Start of SELECTED EXTRACT

Markiewicz continued

Renger continued

Abbato continued

Siddiqi; Ravi continued


Codesign and evaluation for social innovation

presented by Penny Hagen, Auckland Co-design Lab, The Southern Initiative, Auckland Council


This workshop explores how co-design and evaluative practice are being brought together to support new and developmental ways of working across national and local government, NGOs, business, frontline workers and community members.

Co-design is increasingly being referred to and used in the context of developing social policy, programmes and innovations and for driving ‘social innovation’. Tools from design and co-design are gaining traction as a means to better understand and respond to complex social challenges through a human-centred and systems lens. At the same time evaluative practices and mindsets help us to know where to best focus our efforts and whether such efforts are making a difference. Even so, co-design andevaluation are most often commissioned as separate processes, functions or stages that have no formal relationship with each other. For social practitioners, evaluation may be perceived as ‘outside’ the real work of social change.

End of SELECTED EXTRACT
Start of DATA EXCERPTS

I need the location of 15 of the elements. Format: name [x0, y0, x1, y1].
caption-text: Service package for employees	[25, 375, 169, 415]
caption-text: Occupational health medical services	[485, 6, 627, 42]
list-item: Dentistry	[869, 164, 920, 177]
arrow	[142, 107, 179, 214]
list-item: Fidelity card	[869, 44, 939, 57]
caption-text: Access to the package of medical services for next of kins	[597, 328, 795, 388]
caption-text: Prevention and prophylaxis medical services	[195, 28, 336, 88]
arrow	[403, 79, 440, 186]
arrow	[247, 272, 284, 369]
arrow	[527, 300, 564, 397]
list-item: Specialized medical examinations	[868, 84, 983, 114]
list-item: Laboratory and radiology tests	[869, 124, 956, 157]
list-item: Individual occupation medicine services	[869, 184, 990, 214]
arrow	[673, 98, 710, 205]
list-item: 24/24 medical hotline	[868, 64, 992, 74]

End of DATA EXCERPTS

- _TASK INSTRUCTIONS_:
a - Decide whether each statement agrees with the workshop description on co-design and evaluation. Answer yes or no for each and quote the words of the description that settle it.
(i) The workshop is presented by Penny Hagen of the Auckland Co-design Lab.
(ii) Tools from design and co-design are losing traction as a way to understand complex social challenges.
(iii) Social practitioners may perceive evaluation as outside the real work of social change.
b - Extend the workshop description on co-design and evaluation, picking up after its final sentence.

- _RESULTS IN ORDER_:
a -
(i) Yes: "presented by Penny Hagen, Auckland Co-design Lab, The Southern Initiative, Auckland Council"
(ii) No: "Tools from design and co-design are gaining traction as a means to better understand and respond to complex social challenges"
(iii) Yes: "For social practitioners, evaluation may be perceived as ‘outside’ the real work of social change."

b -
In this workshop we will explore, using various examples, how these two disciplines or mindsets can borrow from and compliment each other, given that there are many different implementation scenarios to explore. We acknowledge that this is still new territory. We will work together to explore the prospect of increasing social impact through the integration of co-design and evaluative practice.

The workshop will explore:

  • a working definition of co-design for social innovation
  • the relationship between co-design and evaluative practice
  • opportunities for using and growing evaluative thinking in co-design
  • opportunities for using and growing co-design in evaluation
  • critical contexts shaping co-design and evaluation (place, culture, timing)

This will be an interactive workshop were we will be looking to build our mutual understanding of the opportunities of this integrative space. The workshop material will draw upon practice and research with collaborators from across Australia and Aotearoa New Zealand. This recent research has been focused on the local and cultural dimensions of co-design and evaluative practice and place-based social innovation initiatives.

About the presenter:
Dr Penny Hagen assists organisations and teams to apply co-design and design-led approaches to the design and implementation of strategy, programs, policies and services. She specialises in projects with social outcomes and supports capability building with teams and organisations wanting to increase their social impact through the adoption of more participatory and evaluative approaches.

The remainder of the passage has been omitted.